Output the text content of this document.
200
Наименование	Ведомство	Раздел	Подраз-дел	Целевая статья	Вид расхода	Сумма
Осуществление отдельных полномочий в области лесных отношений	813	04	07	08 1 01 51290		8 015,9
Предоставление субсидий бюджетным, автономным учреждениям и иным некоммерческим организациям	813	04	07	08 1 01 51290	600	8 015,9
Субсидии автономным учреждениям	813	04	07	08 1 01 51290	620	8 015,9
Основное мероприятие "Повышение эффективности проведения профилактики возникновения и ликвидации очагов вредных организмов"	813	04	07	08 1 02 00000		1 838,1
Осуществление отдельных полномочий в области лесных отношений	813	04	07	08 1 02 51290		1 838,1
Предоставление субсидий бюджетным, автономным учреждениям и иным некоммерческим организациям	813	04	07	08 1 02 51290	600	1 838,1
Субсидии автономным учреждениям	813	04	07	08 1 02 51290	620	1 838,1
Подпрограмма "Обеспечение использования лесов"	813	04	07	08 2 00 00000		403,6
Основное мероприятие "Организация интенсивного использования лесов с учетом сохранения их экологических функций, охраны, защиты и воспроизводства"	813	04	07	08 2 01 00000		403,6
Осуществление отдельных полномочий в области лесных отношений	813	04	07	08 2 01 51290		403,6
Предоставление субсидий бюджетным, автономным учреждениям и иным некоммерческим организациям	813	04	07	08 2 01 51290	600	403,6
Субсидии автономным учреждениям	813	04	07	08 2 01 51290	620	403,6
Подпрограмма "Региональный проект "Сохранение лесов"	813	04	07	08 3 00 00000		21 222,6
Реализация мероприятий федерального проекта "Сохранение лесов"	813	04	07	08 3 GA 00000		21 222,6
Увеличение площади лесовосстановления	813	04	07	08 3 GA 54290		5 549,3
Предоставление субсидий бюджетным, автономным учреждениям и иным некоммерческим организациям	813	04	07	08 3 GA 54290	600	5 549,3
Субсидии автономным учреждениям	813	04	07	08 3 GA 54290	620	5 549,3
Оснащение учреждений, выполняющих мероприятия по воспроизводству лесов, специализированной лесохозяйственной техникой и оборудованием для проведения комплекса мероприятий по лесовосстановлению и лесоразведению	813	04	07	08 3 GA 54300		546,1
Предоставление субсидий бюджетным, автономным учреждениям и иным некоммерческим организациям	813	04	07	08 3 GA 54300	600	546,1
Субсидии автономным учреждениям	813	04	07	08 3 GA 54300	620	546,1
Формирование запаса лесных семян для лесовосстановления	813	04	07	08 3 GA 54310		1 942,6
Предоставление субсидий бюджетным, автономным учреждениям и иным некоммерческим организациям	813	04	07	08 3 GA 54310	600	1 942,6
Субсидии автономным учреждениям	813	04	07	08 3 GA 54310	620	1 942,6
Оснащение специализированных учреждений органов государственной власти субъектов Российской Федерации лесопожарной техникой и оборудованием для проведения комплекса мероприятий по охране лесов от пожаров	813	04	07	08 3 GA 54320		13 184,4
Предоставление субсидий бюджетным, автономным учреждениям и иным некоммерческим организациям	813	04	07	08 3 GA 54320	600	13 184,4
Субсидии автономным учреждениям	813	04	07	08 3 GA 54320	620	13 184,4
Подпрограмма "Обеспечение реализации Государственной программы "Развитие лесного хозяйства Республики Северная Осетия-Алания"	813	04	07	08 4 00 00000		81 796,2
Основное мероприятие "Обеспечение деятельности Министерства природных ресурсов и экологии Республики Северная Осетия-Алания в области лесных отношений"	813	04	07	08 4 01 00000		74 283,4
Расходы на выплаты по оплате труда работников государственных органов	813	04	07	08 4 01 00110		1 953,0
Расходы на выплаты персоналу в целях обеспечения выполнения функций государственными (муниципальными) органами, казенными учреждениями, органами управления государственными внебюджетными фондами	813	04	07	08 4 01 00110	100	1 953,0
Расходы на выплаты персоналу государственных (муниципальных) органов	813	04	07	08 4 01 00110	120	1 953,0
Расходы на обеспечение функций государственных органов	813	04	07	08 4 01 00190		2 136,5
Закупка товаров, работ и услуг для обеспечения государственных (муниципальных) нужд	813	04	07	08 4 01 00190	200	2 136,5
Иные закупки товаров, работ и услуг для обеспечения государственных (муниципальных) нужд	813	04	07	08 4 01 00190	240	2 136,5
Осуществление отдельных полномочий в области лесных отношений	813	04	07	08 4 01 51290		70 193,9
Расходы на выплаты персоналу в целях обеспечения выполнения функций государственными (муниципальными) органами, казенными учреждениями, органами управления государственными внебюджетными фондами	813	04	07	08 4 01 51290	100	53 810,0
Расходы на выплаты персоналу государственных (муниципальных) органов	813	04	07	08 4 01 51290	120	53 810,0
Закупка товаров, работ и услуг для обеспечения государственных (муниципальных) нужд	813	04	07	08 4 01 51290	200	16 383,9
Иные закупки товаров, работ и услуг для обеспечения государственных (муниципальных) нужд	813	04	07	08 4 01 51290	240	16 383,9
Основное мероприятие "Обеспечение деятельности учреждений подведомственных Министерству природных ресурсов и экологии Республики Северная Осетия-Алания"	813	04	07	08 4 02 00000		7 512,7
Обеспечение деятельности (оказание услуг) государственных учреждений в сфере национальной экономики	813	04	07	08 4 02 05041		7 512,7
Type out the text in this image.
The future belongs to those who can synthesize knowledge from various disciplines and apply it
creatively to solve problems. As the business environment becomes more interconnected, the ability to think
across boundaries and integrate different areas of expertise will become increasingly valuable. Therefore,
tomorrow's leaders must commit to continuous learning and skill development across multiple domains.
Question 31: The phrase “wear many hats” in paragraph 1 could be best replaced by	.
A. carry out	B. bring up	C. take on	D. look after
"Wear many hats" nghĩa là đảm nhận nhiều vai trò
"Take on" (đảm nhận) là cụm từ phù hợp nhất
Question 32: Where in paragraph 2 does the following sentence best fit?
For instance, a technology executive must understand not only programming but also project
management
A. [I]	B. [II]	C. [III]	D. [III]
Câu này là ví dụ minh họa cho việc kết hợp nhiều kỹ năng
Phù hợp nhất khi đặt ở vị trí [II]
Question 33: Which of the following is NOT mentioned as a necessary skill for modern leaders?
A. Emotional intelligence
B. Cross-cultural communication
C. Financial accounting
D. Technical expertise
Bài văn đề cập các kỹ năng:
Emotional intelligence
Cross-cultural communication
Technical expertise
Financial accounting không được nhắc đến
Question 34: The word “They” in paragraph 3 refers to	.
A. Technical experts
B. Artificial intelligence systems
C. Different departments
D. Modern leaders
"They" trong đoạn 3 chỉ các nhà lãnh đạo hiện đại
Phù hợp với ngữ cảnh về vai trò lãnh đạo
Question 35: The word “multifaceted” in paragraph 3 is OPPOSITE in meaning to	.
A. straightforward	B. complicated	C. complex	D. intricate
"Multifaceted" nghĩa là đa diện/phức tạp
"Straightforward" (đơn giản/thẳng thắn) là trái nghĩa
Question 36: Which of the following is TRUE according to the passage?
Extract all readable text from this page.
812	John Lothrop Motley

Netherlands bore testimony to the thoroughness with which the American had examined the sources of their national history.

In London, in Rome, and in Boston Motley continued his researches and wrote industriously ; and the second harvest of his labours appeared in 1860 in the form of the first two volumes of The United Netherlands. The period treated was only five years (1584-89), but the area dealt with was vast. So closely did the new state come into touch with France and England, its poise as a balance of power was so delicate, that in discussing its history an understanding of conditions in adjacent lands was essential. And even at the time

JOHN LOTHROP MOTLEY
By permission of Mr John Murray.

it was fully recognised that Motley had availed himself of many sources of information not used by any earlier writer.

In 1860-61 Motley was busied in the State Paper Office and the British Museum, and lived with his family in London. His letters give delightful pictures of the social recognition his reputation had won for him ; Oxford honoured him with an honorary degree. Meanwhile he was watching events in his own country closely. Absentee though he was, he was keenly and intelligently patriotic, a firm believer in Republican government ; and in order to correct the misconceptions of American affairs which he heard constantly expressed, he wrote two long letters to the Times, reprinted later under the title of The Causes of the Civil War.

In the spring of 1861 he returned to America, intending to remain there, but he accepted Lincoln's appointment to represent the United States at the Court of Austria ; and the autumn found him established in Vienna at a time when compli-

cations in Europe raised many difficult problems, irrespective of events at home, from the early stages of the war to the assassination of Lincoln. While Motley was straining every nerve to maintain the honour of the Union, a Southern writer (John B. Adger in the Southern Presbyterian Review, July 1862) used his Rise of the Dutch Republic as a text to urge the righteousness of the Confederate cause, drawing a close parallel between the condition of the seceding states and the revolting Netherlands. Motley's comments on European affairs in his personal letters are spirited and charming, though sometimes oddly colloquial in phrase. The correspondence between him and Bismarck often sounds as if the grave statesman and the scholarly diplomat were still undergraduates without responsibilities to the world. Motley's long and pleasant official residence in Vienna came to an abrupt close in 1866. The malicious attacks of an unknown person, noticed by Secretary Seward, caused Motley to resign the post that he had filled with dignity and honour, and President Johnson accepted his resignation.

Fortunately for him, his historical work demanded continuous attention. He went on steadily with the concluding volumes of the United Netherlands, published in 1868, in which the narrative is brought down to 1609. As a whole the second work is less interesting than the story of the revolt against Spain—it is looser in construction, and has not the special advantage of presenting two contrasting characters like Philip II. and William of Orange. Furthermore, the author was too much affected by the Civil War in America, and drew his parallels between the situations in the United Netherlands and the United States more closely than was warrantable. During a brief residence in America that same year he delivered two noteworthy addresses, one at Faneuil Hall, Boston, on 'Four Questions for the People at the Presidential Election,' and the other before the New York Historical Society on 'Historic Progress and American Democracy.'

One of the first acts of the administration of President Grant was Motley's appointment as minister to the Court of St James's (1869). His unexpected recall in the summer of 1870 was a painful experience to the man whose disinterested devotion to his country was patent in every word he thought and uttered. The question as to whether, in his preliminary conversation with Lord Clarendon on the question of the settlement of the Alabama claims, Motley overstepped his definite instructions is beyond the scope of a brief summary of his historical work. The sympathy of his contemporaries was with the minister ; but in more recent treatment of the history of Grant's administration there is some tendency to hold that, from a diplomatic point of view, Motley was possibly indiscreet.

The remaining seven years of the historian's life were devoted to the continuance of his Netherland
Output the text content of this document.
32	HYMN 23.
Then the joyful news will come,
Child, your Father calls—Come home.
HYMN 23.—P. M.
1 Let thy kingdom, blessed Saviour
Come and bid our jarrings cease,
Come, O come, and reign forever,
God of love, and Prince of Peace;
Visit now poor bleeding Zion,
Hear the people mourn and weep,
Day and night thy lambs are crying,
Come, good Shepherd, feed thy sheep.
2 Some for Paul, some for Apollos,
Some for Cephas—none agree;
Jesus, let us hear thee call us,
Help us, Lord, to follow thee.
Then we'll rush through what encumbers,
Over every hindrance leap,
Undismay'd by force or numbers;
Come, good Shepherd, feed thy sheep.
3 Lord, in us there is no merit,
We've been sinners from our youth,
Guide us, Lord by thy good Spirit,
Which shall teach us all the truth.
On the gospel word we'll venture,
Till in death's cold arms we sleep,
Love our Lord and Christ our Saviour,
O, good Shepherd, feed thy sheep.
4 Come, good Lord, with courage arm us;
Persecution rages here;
══════════════════════════════
Copy all lines from the material that include "skill".

Task output.
tomorrow's leaders must commit to continuous learning and skill development across multiple domains.
Question 33: Which of the following is NOT mentioned as a necessary skill for modern leaders?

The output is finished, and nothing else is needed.